__The problem__: Output the material beneath this task exactly, images excluded.

+++ Material for this exercise

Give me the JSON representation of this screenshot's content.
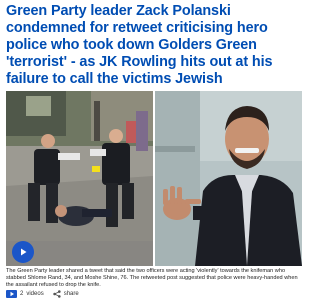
{
  "article": {
    "headline": "Green Party leader Zack Polanski condemned for retweet criticising hero police who took down Golders Green 'terrorist' - as JK Rowling hits out at his failure to call the victims Jewish",
    "caption": "The Green Party leader shared a tweet that said the two officers were acting 'violently' towards the knifeman who stabbed Shlome Rand, 34, and Moshe Shine, 76. The retweeted post suggested that police were heavy-handed when the assailant refused to drop the knife.",
    "videos_count": "2",
    "videos_label": "videos",
    "share_label": "share"
  },
  "colors": {
    "headline": "#004db3",
    "accent": "#1b56c8"
  },
  "icons": {
    "play": "play-icon",
    "video": "video-icon",
    "share": "share-icon"
  }
}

++++++

__Problem solution__:
Give me the JSON representation of this screenshot's content.
{
  "article": {
    "headline": "Green Party leader Zack Polanski condemned for retweet criticising hero police who took down Golders Green 'terrorist' - as JK Rowling hits out at his failure to call the victims Jewish",
    "caption": "The Green Party leader shared a tweet that said the two officers were acting 'violently' towards the knifeman who stabbed Shlome Rand, 34, and Moshe Shine, 76. The retweeted post suggested that police were heavy-handed when the assailant refused to drop the knife.",
    "videos_count": "2",
    "videos_label": "videos",
    "share_label": "share"
  },
  "colors": {
    "headline": "#004db3",
    "accent": "#1b56c8"
  },
  "icons": {
    "play": "play-icon",
    "video": "video-icon",
    "share": "share-icon"
  }
}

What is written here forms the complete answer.